» **Brief**
Answer with a single number: the count of lines that include the string "sobre".

# # # #

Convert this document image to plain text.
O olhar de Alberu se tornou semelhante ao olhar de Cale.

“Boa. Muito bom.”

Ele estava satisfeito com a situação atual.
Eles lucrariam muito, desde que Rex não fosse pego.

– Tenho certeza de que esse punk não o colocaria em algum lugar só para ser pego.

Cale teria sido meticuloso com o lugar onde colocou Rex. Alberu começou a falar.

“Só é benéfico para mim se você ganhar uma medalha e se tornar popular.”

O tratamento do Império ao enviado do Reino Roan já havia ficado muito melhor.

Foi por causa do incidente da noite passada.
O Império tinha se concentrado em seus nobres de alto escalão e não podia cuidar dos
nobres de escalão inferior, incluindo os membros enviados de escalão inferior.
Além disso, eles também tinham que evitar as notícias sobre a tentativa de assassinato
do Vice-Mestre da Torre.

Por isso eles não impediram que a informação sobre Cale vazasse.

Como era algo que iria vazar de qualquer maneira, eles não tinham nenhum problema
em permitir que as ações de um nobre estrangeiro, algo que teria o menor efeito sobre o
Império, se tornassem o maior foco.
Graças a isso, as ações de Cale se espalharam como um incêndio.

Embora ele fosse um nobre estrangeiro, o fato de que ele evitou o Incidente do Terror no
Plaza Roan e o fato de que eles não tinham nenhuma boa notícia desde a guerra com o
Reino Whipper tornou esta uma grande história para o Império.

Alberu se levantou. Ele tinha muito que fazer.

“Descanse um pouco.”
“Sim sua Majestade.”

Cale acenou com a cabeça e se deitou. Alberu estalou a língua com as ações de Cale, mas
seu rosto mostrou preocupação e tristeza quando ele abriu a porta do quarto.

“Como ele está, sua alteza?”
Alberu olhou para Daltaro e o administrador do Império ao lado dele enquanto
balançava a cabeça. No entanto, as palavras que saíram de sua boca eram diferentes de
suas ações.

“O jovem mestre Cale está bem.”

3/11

# # # #

» **Task output**
3